ELENCO DEI COMPITI -
A - Ricopia dal testo sul mercato obbligazionario il brano tra "Il mercato obbligazionario" e "decennale al 3,931%.", compresi gli estremi.
B - Nel testo sul mercato obbligazionario, a quanti punti base arriva lo spread Btp-Bund?
C - Riprendi il testo sul mercato obbligazionario e vai avanti da dove si ferma.

Il mercato obbligazionario inizia la settimana con rendimenti in rialzo, riflettendo un clima di incertezza diffuso. In Europa, il rendimento del Btp decennale sale al 3,70% (+0,19%), mentre quello del Bund decennale si attesta al 2,33% (+2,03%). Lo spread Btp-Bund lievita a 141,2 punti base.
I rendimenti dei Treasury trattano in rialzo dopo dati sull'inflazione in linea con aspettative. Il costo di finanziamento del biennale Usa è al 3,919% e quello del decennale al 3,931%.
Secondo gli economisti di Commerzbank Research, i Bund tedeschi continuano a essere influenzati dai Treasury statunitensi, che questa settimana potrebbero affrontare venti contrari. Il recente irripidimento della curva dei Treasury, con lo spread tra il biennale e il decennale quasi in territorio positivo, è un segnale chiave. Tuttavia, le aspettative di un taglio dei tassi da parte della Fed potrebbero essere eccessive, portando a un possibile aumento dei rendimenti a breve termine.

Dati registrati -
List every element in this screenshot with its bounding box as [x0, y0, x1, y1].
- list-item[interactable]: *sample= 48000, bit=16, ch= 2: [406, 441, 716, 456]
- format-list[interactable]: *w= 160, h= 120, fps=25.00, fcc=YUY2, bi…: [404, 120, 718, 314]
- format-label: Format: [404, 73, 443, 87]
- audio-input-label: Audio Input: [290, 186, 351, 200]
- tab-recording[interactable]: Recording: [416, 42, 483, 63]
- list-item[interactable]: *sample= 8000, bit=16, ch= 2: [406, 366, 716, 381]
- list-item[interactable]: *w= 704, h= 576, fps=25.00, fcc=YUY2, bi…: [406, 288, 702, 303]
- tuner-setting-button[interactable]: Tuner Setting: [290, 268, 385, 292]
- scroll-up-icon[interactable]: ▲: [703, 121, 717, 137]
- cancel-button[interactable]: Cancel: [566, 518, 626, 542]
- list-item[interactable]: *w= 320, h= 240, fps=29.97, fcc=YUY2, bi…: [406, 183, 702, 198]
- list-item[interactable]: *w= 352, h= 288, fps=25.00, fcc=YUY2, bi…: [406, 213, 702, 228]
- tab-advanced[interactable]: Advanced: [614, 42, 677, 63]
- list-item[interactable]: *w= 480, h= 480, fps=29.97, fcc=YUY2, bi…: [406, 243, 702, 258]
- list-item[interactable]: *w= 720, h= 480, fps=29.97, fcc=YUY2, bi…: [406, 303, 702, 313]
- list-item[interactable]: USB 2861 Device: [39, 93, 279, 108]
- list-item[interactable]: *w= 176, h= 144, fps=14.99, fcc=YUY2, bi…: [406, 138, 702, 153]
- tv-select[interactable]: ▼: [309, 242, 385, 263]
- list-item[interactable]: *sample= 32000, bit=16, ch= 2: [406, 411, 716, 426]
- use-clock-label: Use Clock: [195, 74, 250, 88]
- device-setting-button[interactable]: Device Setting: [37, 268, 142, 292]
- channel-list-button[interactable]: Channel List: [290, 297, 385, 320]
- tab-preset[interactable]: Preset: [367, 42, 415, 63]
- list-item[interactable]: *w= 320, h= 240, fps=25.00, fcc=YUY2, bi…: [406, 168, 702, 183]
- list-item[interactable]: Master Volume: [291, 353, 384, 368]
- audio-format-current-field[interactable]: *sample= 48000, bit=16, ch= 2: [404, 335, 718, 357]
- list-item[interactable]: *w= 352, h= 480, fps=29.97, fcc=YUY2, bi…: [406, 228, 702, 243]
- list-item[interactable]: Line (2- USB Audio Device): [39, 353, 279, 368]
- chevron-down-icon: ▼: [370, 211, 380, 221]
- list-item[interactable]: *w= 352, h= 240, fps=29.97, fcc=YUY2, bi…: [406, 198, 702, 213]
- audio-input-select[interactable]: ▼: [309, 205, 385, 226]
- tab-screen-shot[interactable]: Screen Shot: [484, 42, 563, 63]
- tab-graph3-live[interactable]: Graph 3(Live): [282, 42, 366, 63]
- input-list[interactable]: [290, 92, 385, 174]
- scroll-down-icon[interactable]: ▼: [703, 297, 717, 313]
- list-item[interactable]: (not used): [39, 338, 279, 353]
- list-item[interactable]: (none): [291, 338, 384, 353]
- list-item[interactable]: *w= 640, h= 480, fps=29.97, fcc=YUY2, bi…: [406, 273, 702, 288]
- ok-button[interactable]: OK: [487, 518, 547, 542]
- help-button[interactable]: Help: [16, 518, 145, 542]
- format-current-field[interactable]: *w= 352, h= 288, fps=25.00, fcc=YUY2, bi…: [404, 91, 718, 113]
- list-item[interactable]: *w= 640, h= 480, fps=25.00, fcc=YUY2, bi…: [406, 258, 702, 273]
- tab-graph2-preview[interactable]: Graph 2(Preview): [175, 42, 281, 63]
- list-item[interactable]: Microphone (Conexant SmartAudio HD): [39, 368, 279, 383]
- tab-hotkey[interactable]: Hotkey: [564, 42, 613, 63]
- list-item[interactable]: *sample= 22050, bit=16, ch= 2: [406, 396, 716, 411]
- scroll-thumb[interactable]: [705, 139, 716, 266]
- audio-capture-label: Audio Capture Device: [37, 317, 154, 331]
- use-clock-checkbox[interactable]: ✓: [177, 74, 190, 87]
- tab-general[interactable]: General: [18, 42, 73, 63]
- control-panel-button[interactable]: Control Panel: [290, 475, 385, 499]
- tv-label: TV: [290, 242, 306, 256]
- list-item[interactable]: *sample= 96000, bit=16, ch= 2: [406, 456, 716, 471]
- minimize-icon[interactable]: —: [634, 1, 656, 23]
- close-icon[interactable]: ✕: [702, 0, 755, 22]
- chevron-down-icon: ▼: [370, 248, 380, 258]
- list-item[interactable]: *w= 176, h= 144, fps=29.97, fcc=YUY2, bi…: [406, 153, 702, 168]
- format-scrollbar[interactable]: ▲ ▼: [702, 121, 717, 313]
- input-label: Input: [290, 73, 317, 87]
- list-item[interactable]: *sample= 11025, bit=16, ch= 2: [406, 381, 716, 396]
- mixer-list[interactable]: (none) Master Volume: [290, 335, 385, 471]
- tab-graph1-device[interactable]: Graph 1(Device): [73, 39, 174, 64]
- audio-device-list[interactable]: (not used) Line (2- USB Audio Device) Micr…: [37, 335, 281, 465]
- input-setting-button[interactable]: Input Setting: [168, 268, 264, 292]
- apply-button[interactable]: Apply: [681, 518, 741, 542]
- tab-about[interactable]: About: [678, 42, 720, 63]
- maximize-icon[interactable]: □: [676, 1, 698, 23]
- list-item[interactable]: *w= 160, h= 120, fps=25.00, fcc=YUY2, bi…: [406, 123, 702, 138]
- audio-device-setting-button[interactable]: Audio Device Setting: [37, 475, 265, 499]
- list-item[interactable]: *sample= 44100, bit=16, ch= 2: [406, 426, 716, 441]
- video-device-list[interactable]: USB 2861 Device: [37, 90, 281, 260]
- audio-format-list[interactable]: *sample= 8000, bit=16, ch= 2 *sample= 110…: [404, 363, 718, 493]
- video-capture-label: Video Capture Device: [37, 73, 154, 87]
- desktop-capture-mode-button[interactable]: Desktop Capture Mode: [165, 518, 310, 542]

RISPOSTE AI COMPITI -
A -
Il mercato obbligazionario inizia la settimana con rendimenti in rialzo, riflettendo un clima di incertezza diffuso. In Europa, il rendimento del Btp decennale sale al 3,70% (+0,19%), mentre quello del Bund decennale si attesta al 2,33% (+2,03%). Lo spread Btp-Bund lievita a 141,2 punti base.
I rendimenti dei Treasury trattano in rialzo dopo dati sull'inflazione in linea con aspettative. Il costo di finanziamento del biennale Usa è al 3,919% e quello del decennale al 3,931%.

B - 141,2 punti base.

C -
Sul fronte macroeconomico, l’attività manifatturiera della zona euro resta in contrazione ad agosto, con l’indice PMI a 45,8, ben al di sotto della soglia di 50 che separa crescita e contrazione. In Italia, il PMI manifatturiero sale a 49,4. Tuttavia, la ripresa resta fragile. Il PIL italiano cresce dello 0,9% su base annua, ma le prospettive restano incerte.
Il sentiment generale riflette preoccupazioni contrastanti tra inflazione e recessione, con i banchieri della BCE divisi sulla necessità di ulteriori tagli dei tassi. Gli occhi dei mercati sono puntati sugli Stati Uniti, dove i dati sull’occupazione e sull’indice ISM manifatturiero potrebbero fornire indicazioni cruciali sul futuro delle politiche monetarie, influenzando a loro volta i titoli di Stato europei.